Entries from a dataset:
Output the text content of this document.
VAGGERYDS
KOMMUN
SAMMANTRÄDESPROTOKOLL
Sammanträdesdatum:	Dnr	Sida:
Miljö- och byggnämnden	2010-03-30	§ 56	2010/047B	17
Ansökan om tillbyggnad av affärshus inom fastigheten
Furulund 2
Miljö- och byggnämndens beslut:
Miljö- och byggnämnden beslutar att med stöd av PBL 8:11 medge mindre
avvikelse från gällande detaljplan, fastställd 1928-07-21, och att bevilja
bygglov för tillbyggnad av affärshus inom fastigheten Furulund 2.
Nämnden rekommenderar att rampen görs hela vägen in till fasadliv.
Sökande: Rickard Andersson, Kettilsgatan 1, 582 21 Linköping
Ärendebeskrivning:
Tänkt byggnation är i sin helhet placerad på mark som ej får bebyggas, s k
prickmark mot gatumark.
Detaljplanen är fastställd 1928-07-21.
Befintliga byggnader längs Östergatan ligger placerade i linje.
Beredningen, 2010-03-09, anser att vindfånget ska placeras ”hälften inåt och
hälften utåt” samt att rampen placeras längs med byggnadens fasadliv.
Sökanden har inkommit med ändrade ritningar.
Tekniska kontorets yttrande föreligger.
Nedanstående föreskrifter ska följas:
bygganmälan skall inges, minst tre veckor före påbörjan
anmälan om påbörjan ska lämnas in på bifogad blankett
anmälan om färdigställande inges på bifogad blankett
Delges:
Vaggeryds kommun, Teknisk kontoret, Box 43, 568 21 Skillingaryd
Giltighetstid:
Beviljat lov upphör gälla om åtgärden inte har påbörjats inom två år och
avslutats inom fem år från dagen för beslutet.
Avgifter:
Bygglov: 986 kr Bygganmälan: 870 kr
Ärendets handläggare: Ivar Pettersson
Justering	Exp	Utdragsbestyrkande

Objective: Each entry above is to be printed again exactly.

Solution to the problem:
Output the text content of this document.
VAGGERYDS
KOMMUN
SAMMANTRÄDESPROTOKOLL
Sammanträdesdatum:	Dnr	Sida:
Miljö- och byggnämnden	2010-03-30	§ 56	2010/047B	17
Ansökan om tillbyggnad av affärshus inom fastigheten
Furulund 2
Miljö- och byggnämndens beslut:
Miljö- och byggnämnden beslutar att med stöd av PBL 8:11 medge mindre
avvikelse från gällande detaljplan, fastställd 1928-07-21, och att bevilja
bygglov för tillbyggnad av affärshus inom fastigheten Furulund 2.
Nämnden rekommenderar att rampen görs hela vägen in till fasadliv.
Sökande: Rickard Andersson, Kettilsgatan 1, 582 21 Linköping
Ärendebeskrivning:
Tänkt byggnation är i sin helhet placerad på mark som ej får bebyggas, s k
prickmark mot gatumark.
Detaljplanen är fastställd 1928-07-21.
Befintliga byggnader längs Östergatan ligger placerade i linje.
Beredningen, 2010-03-09, anser att vindfånget ska placeras ”hälften inåt och
hälften utåt” samt att rampen placeras längs med byggnadens fasadliv.
Sökanden har inkommit med ändrade ritningar.
Tekniska kontorets yttrande föreligger.
Nedanstående föreskrifter ska följas:
bygganmälan skall inges, minst tre veckor före påbörjan
anmälan om påbörjan ska lämnas in på bifogad blankett
anmälan om färdigställande inges på bifogad blankett
Delges:
Vaggeryds kommun, Teknisk kontoret, Box 43, 568 21 Skillingaryd
Giltighetstid:
Beviljat lov upphör gälla om åtgärden inte har påbörjats inom två år och
avslutats inom fem år från dagen för beslutet.
Avgifter:
Bygglov: 986 kr Bygganmälan: 870 kr
Ärendets handläggare: Ivar Pettersson
Justering	Exp	Utdragsbestyrkande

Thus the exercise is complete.